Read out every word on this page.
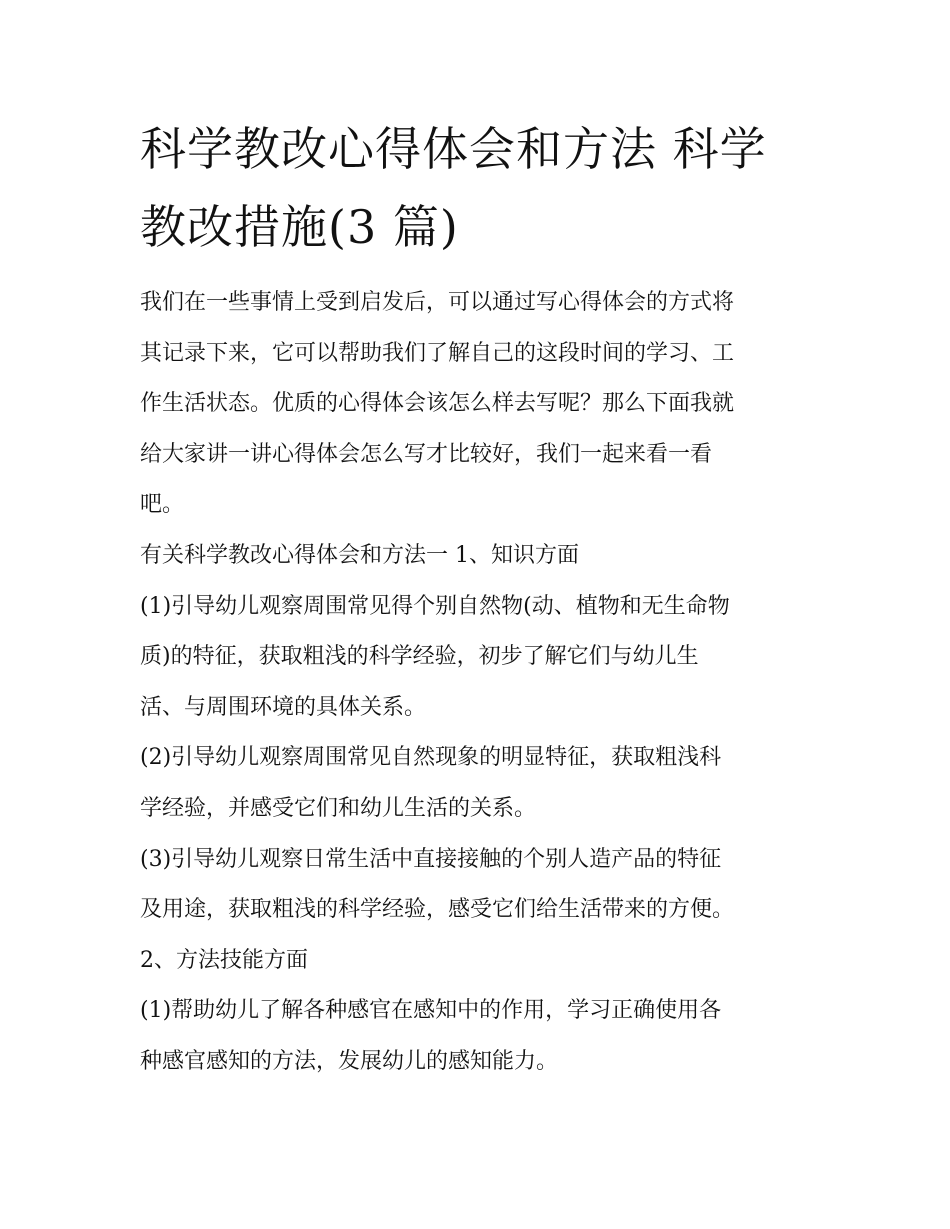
科学教改心得体会和方法 科学
教改措施(3 篇)

我们在一些事情上受到启发后，可以通过写心得体会的方式将
其记录下来，它可以帮助我们了解自己的这段时间的学习、工
作生活状态。优质的心得体会该怎么样去写呢？那么下面我就
给大家讲一讲心得体会怎么写才比较好，我们一起来看一看
吧。

有关科学教改心得体会和方法一 1、知识方面

(1)引导幼儿观察周围常见得个别自然物(动、植物和无生命物
质)的特征，获取粗浅的科学经验，初步了解它们与幼儿生
活、与周围环境的具体关系。

(2)引导幼儿观察周围常见自然现象的明显特征，获取粗浅科
学经验，并感受它们和幼儿生活的关系。

(3)引导幼儿观察日常生活中直接接触的个别人造产品的特征
及用途，获取粗浅的科学经验，感受它们给生活带来的方便。

2、方法技能方面

(1)帮助幼儿了解各种感官在感知中的作用，学习正确使用各
种感官感知的方法，发展幼儿的感知能力。
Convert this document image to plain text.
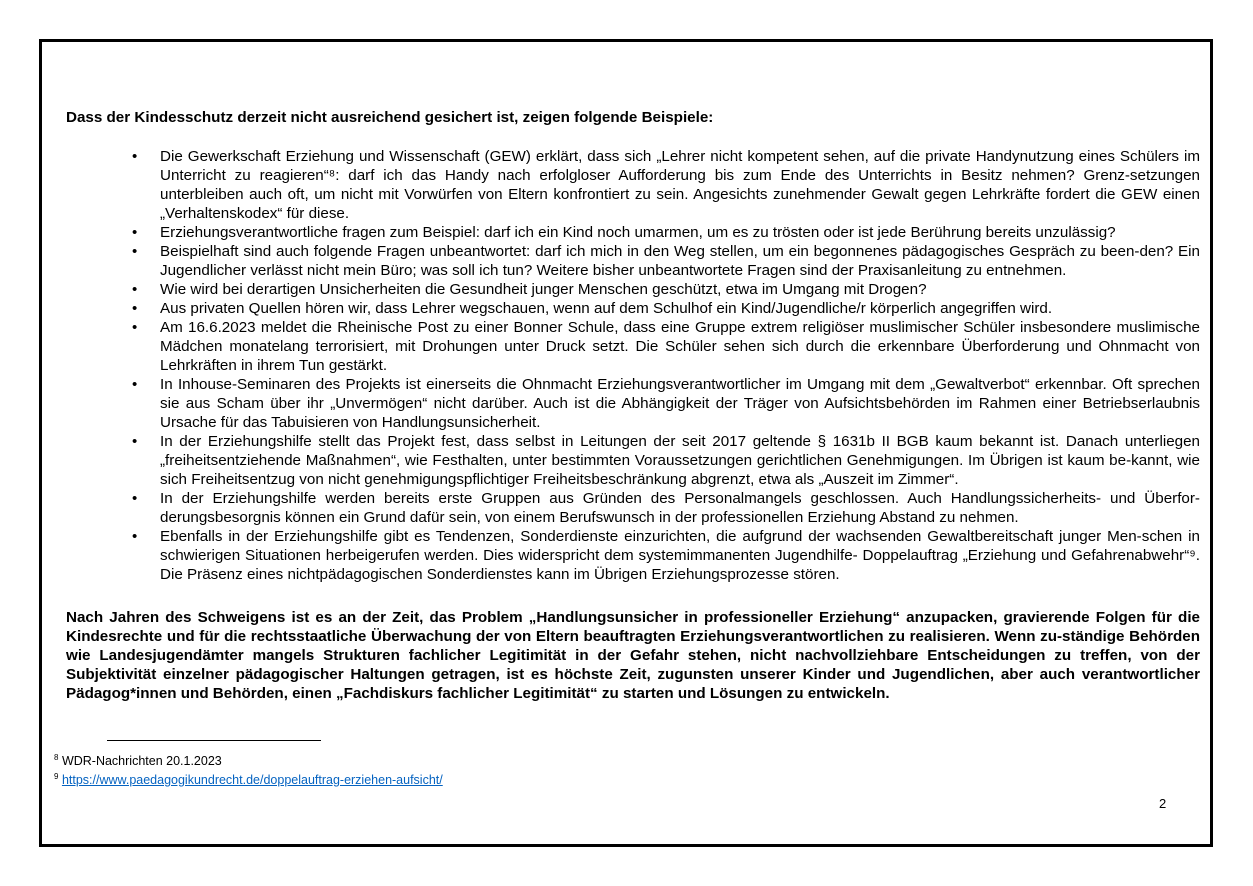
Dass der Kindesschutz derzeit nicht ausreichend gesichert ist, zeigen folgende Beispiele:

• Die Gewerkschaft Erziehung und Wissenschaft (GEW) erklärt, dass sich „Lehrer nicht kompetent sehen, auf die private Handynutzung eines Schülers im Unterricht zu reagieren“⁸: darf ich das Handy nach erfolgloser Aufforderung bis zum Ende des Unterrichts in Besitz nehmen? Grenz-setzungen unterbleiben auch oft, um nicht mit Vorwürfen von Eltern konfrontiert zu sein. Angesichts zunehmender Gewalt gegen Lehrkräfte fordert die GEW einen „Verhaltenskodex“ für diese.
• Erziehungsverantwortliche fragen zum Beispiel: darf ich ein Kind noch umarmen, um es zu trösten oder ist jede Berührung bereits unzulässig?
• Beispielhaft sind auch folgende Fragen unbeantwortet: darf ich mich in den Weg stellen, um ein begonnenes pädagogisches Gespräch zu been-den? Ein Jugendlicher verlässt nicht mein Büro; was soll ich tun? Weitere bisher unbeantwortete Fragen sind der Praxisanleitung zu entnehmen.
• Wie wird bei derartigen Unsicherheiten die Gesundheit junger Menschen geschützt, etwa im Umgang mit Drogen?
• Aus privaten Quellen hören wir, dass Lehrer wegschauen, wenn auf dem Schulhof ein Kind/Jugendliche/r körperlich angegriffen wird.
• Am 16.6.2023 meldet die Rheinische Post zu einer Bonner Schule, dass eine Gruppe extrem religiöser muslimischer Schüler insbesondere muslimische Mädchen monatelang terrorisiert, mit Drohungen unter Druck setzt. Die Schüler sehen sich durch die erkennbare Überforderung und Ohnmacht von Lehrkräften in ihrem Tun gestärkt.
• In Inhouse-Seminaren des Projekts ist einerseits die Ohnmacht Erziehungsverantwortlicher im Umgang mit dem „Gewaltverbot“ erkennbar. Oft sprechen sie aus Scham über ihr „Unvermögen“ nicht darüber. Auch ist die Abhängigkeit der Träger von Aufsichtsbehörden im Rahmen einer Betriebserlaubnis Ursache für das Tabuisieren von Handlungsunsicherheit.
• In der Erziehungshilfe stellt das Projekt fest, dass selbst in Leitungen der seit 2017 geltende § 1631b II BGB kaum bekannt ist. Danach unterliegen „freiheitsentziehende Maßnahmen“, wie Festhalten, unter bestimmten Voraussetzungen gerichtlichen Genehmigungen. Im Übrigen ist kaum be-kannt, wie sich Freiheitsentzug von nicht genehmigungspflichtiger Freiheitsbeschränkung abgrenzt, etwa als „Auszeit im Zimmer“.
• In der Erziehungshilfe werden bereits erste Gruppen aus Gründen des Personalmangels geschlossen. Auch Handlungssicherheits- und Überfor-derungsbesorgnis können ein Grund dafür sein, von einem Berufswunsch in der professionellen Erziehung Abstand zu nehmen.
• Ebenfalls in der Erziehungshilfe gibt es Tendenzen, Sonderdienste einzurichten, die aufgrund der wachsenden Gewaltbereitschaft junger Men-schen in schwierigen Situationen herbeigerufen werden. Dies widerspricht dem systemimmanenten Jugendhilfe- Doppelauftrag „Erziehung und Gefahrenabwehr“⁹. Die Präsenz eines nichtpädagogischen Sonderdienstes kann im Übrigen Erziehungsprozesse stören.

Nach Jahren des Schweigens ist es an der Zeit, das Problem „Handlungsunsicher in professioneller Erziehung“ anzupacken, gravierende Folgen für die Kindesrechte und für die rechtsstaatliche Überwachung der von Eltern beauftragten Erziehungsverantwortlichen zu realisieren. Wenn zu-ständige Behörden wie Landesjugendämter mangels Strukturen fachlicher Legitimität in der Gefahr stehen, nicht nachvollziehbare Entscheidungen zu treffen, von der Subjektivität einzelner pädagogischer Haltungen getragen, ist es höchste Zeit, zugunsten unserer Kinder und Jugendlichen, aber auch verantwortlicher Pädagog*innen und Behörden, einen „Fachdiskurs fachlicher Legitimität“ zu starten und Lösungen zu entwickeln.

$^8$ WDR-Nachrichten 20.1.2023
$^9$ https://www.paedagogikundrecht.de/doppelauftrag-erziehen-aufsicht/
2
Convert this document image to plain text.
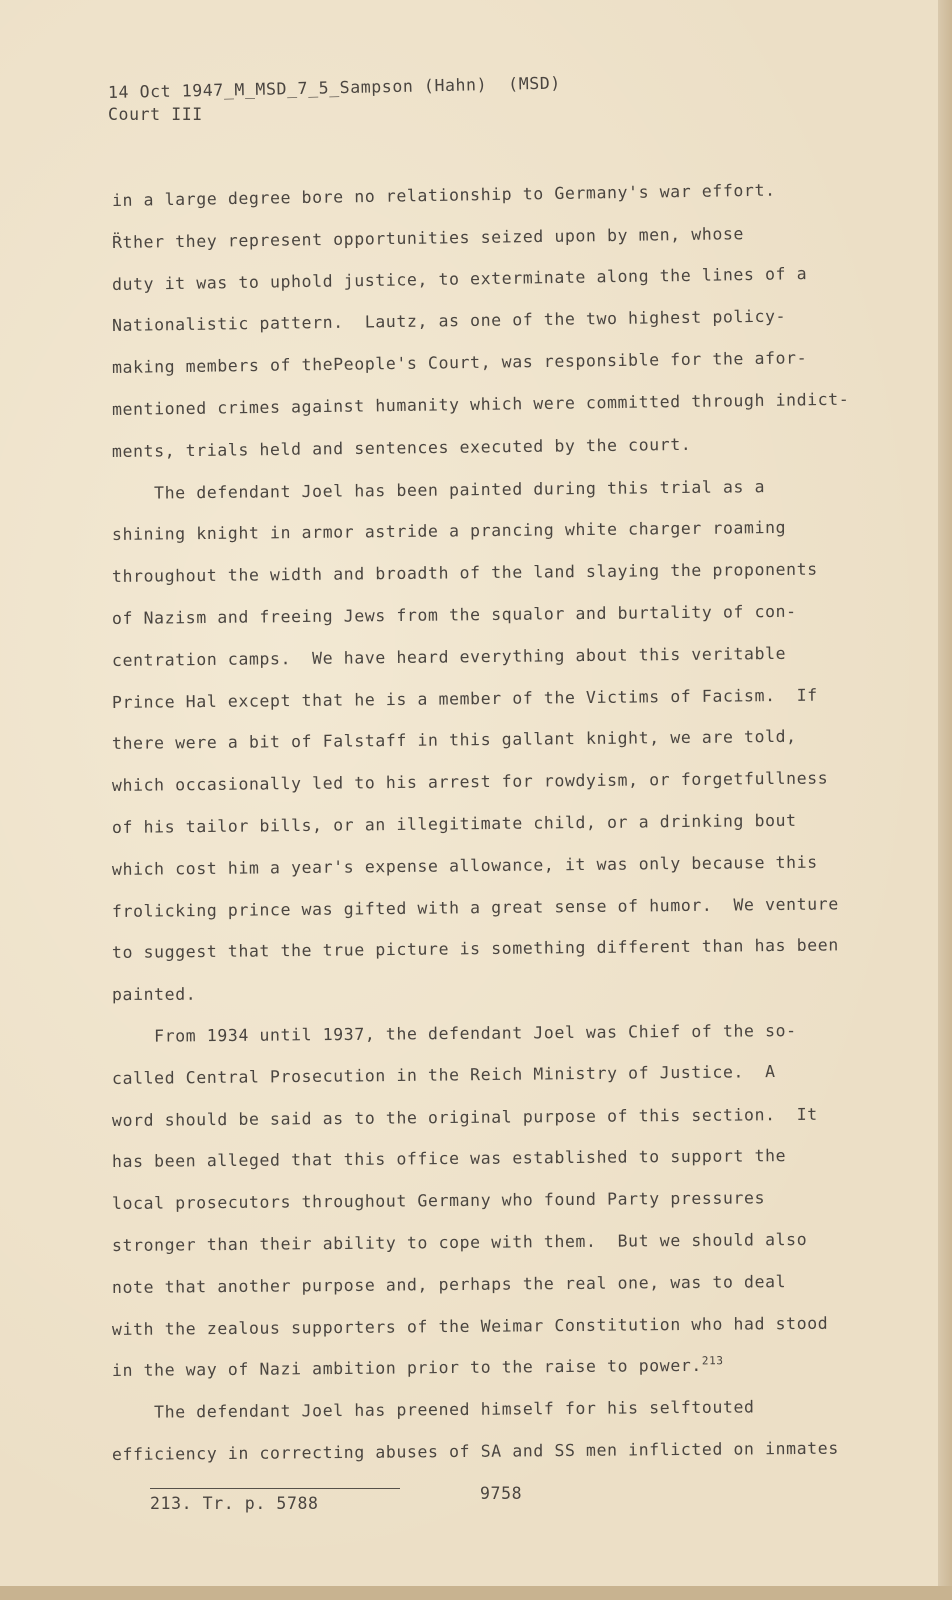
14 Oct 1947_M_MSD_7_5_Sampson (Hahn)  (MSD)
Court III
in a large degree bore no relationship to Germany's war effort.
R̈ther they represent opportunities seized upon by men, whose
duty it was to uphold justice, to exterminate along the lines of a
Nationalistic pattern.  Lautz, as one of the two highest policy-
making members of thePeople's Court, was responsible for the afor-
mentioned crimes against humanity which were committed through indict-
ments, trials held and sentences executed by the court.
The defendant Joel has been painted during this trial as a
shining knight in armor astride a prancing white charger roaming
throughout the width and broadth of the land slaying the proponents
of Nazism and freeing Jews from the squalor and burtality of con-
centration camps.  We have heard everything about this veritable
Prince Hal except that he is a member of the Victims of Facism.  If
there were a bit of Falstaff in this gallant knight, we are told,
which occasionally led to his arrest for rowdyism, or forgetfullness
of his tailor bills, or an illegitimate child, or a drinking bout
which cost him a year's expense allowance, it was only because this
frolicking prince was gifted with a great sense of humor.  We venture
to suggest that the true picture is something different than has been
painted.
From 1934 until 1937, the defendant Joel was Chief of the so-
called Central Prosecution in the Reich Ministry of Justice.  A
word should be said as to the original purpose of this section.  It
has been alleged that this office was established to support the
local prosecutors throughout Germany who found Party pressures
stronger than their ability to cope with them.  But we should also
note that another purpose and, perhaps the real one, was to deal
with the zealous supporters of the Weimar Constitution who had stood
in the way of Nazi ambition prior to the raise to power.$^{213}$
The defendant Joel has preened himself for his selftouted
efficiency in correcting abuses of SA and SS men inflicted on inmates
213. Tr. p. 5788
9758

__________________________________________________

* **TASK STATEMENT**
Every record gets retyped exactly; no picture goes into the copy.

* **EXERCISE RESULT**
Read out every word on this page.
科学教改心得体会和方法 科学
教改措施(3 篇)

我们在一些事情上受到启发后，可以通过写心得体会的方式将
其记录下来，它可以帮助我们了解自己的这段时间的学习、工
作生活状态。优质的心得体会该怎么样去写呢？那么下面我就
给大家讲一讲心得体会怎么写才比较好，我们一起来看一看
吧。

有关科学教改心得体会和方法一 1、知识方面

(1)引导幼儿观察周围常见得个别自然物(动、植物和无生命物
质)的特征，获取粗浅的科学经验，初步了解它们与幼儿生
活、与周围环境的具体关系。

(2)引导幼儿观察周围常见自然现象的明显特征，获取粗浅科
学经验，并感受它们和幼儿生活的关系。

(3)引导幼儿观察日常生活中直接接触的个别人造产品的特征
及用途，获取粗浅的科学经验，感受它们给生活带来的方便。

2、方法技能方面

(1)帮助幼儿了解各种感官在感知中的作用，学习正确使用各
种感官感知的方法，发展幼儿的感知能力。
Convert this document image to plain text.
Dass der Kindesschutz derzeit nicht ausreichend gesichert ist, zeigen folgende Beispiele:

• Die Gewerkschaft Erziehung und Wissenschaft (GEW) erklärt, dass sich „Lehrer nicht kompetent sehen, auf die private Handynutzung eines Schülers im Unterricht zu reagieren“⁸: darf ich das Handy nach erfolgloser Aufforderung bis zum Ende des Unterrichts in Besitz nehmen? Grenz-setzungen unterbleiben auch oft, um nicht mit Vorwürfen von Eltern konfrontiert zu sein. Angesichts zunehmender Gewalt gegen Lehrkräfte fordert die GEW einen „Verhaltenskodex“ für diese.
• Erziehungsverantwortliche fragen zum Beispiel: darf ich ein Kind noch umarmen, um es zu trösten oder ist jede Berührung bereits unzulässig?
• Beispielhaft sind auch folgende Fragen unbeantwortet: darf ich mich in den Weg stellen, um ein begonnenes pädagogisches Gespräch zu been-den? Ein Jugendlicher verlässt nicht mein Büro; was soll ich tun? Weitere bisher unbeantwortete Fragen sind der Praxisanleitung zu entnehmen.
• Wie wird bei derartigen Unsicherheiten die Gesundheit junger Menschen geschützt, etwa im Umgang mit Drogen?
• Aus privaten Quellen hören wir, dass Lehrer wegschauen, wenn auf dem Schulhof ein Kind/Jugendliche/r körperlich angegriffen wird.
• Am 16.6.2023 meldet die Rheinische Post zu einer Bonner Schule, dass eine Gruppe extrem religiöser muslimischer Schüler insbesondere muslimische Mädchen monatelang terrorisiert, mit Drohungen unter Druck setzt. Die Schüler sehen sich durch die erkennbare Überforderung und Ohnmacht von Lehrkräften in ihrem Tun gestärkt.
• In Inhouse-Seminaren des Projekts ist einerseits die Ohnmacht Erziehungsverantwortlicher im Umgang mit dem „Gewaltverbot“ erkennbar. Oft sprechen sie aus Scham über ihr „Unvermögen“ nicht darüber. Auch ist die Abhängigkeit der Träger von Aufsichtsbehörden im Rahmen einer Betriebserlaubnis Ursache für das Tabuisieren von Handlungsunsicherheit.
• In der Erziehungshilfe stellt das Projekt fest, dass selbst in Leitungen der seit 2017 geltende § 1631b II BGB kaum bekannt ist. Danach unterliegen „freiheitsentziehende Maßnahmen“, wie Festhalten, unter bestimmten Voraussetzungen gerichtlichen Genehmigungen. Im Übrigen ist kaum be-kannt, wie sich Freiheitsentzug von nicht genehmigungspflichtiger Freiheitsbeschränkung abgrenzt, etwa als „Auszeit im Zimmer“.
• In der Erziehungshilfe werden bereits erste Gruppen aus Gründen des Personalmangels geschlossen. Auch Handlungssicherheits- und Überfor-derungsbesorgnis können ein Grund dafür sein, von einem Berufswunsch in der professionellen Erziehung Abstand zu nehmen.
• Ebenfalls in der Erziehungshilfe gibt es Tendenzen, Sonderdienste einzurichten, die aufgrund der wachsenden Gewaltbereitschaft junger Men-schen in schwierigen Situationen herbeigerufen werden. Dies widerspricht dem systemimmanenten Jugendhilfe- Doppelauftrag „Erziehung und Gefahrenabwehr“⁹. Die Präsenz eines nichtpädagogischen Sonderdienstes kann im Übrigen Erziehungsprozesse stören.

Nach Jahren des Schweigens ist es an der Zeit, das Problem „Handlungsunsicher in professioneller Erziehung“ anzupacken, gravierende Folgen für die Kindesrechte und für die rechtsstaatliche Überwachung der von Eltern beauftragten Erziehungsverantwortlichen zu realisieren. Wenn zu-ständige Behörden wie Landesjugendämter mangels Strukturen fachlicher Legitimität in der Gefahr stehen, nicht nachvollziehbare Entscheidungen zu treffen, von der Subjektivität einzelner pädagogischer Haltungen getragen, ist es höchste Zeit, zugunsten unserer Kinder und Jugendlichen, aber auch verantwortlicher Pädagog*innen und Behörden, einen „Fachdiskurs fachlicher Legitimität“ zu starten und Lösungen zu entwickeln.

$^8$ WDR-Nachrichten 20.1.2023
$^9$ https://www.paedagogikundrecht.de/doppelauftrag-erziehen-aufsicht/
2
Convert this document image to plain text.
14 Oct 1947_M_MSD_7_5_Sampson (Hahn)  (MSD)
Court III
in a large degree bore no relationship to Germany's war effort.
R̈ther they represent opportunities seized upon by men, whose
duty it was to uphold justice, to exterminate along the lines of a
Nationalistic pattern.  Lautz, as one of the two highest policy-
making members of thePeople's Court, was responsible for the afor-
mentioned crimes against humanity which were committed through indict-
ments, trials held and sentences executed by the court.
The defendant Joel has been painted during this trial as a
shining knight in armor astride a prancing white charger roaming
throughout the width and broadth of the land slaying the proponents
of Nazism and freeing Jews from the squalor and burtality of con-
centration camps.  We have heard everything about this veritable
Prince Hal except that he is a member of the Victims of Facism.  If
there were a bit of Falstaff in this gallant knight, we are told,
which occasionally led to his arrest for rowdyism, or forgetfullness
of his tailor bills, or an illegitimate child, or a drinking bout
which cost him a year's expense allowance, it was only because this
frolicking prince was gifted with a great sense of humor.  We venture
to suggest that the true picture is something different than has been
painted.
From 1934 until 1937, the defendant Joel was Chief of the so-
called Central Prosecution in the Reich Ministry of Justice.  A
word should be said as to the original purpose of this section.  It
has been alleged that this office was established to support the
local prosecutors throughout Germany who found Party pressures
stronger than their ability to cope with them.  But we should also
note that another purpose and, perhaps the real one, was to deal
with the zealous supporters of the Weimar Constitution who had stood
in the way of Nazi ambition prior to the raise to power.$^{213}$
The defendant Joel has preened himself for his selftouted
efficiency in correcting abuses of SA and SS men inflicted on inmates
213. Tr. p. 5788
9758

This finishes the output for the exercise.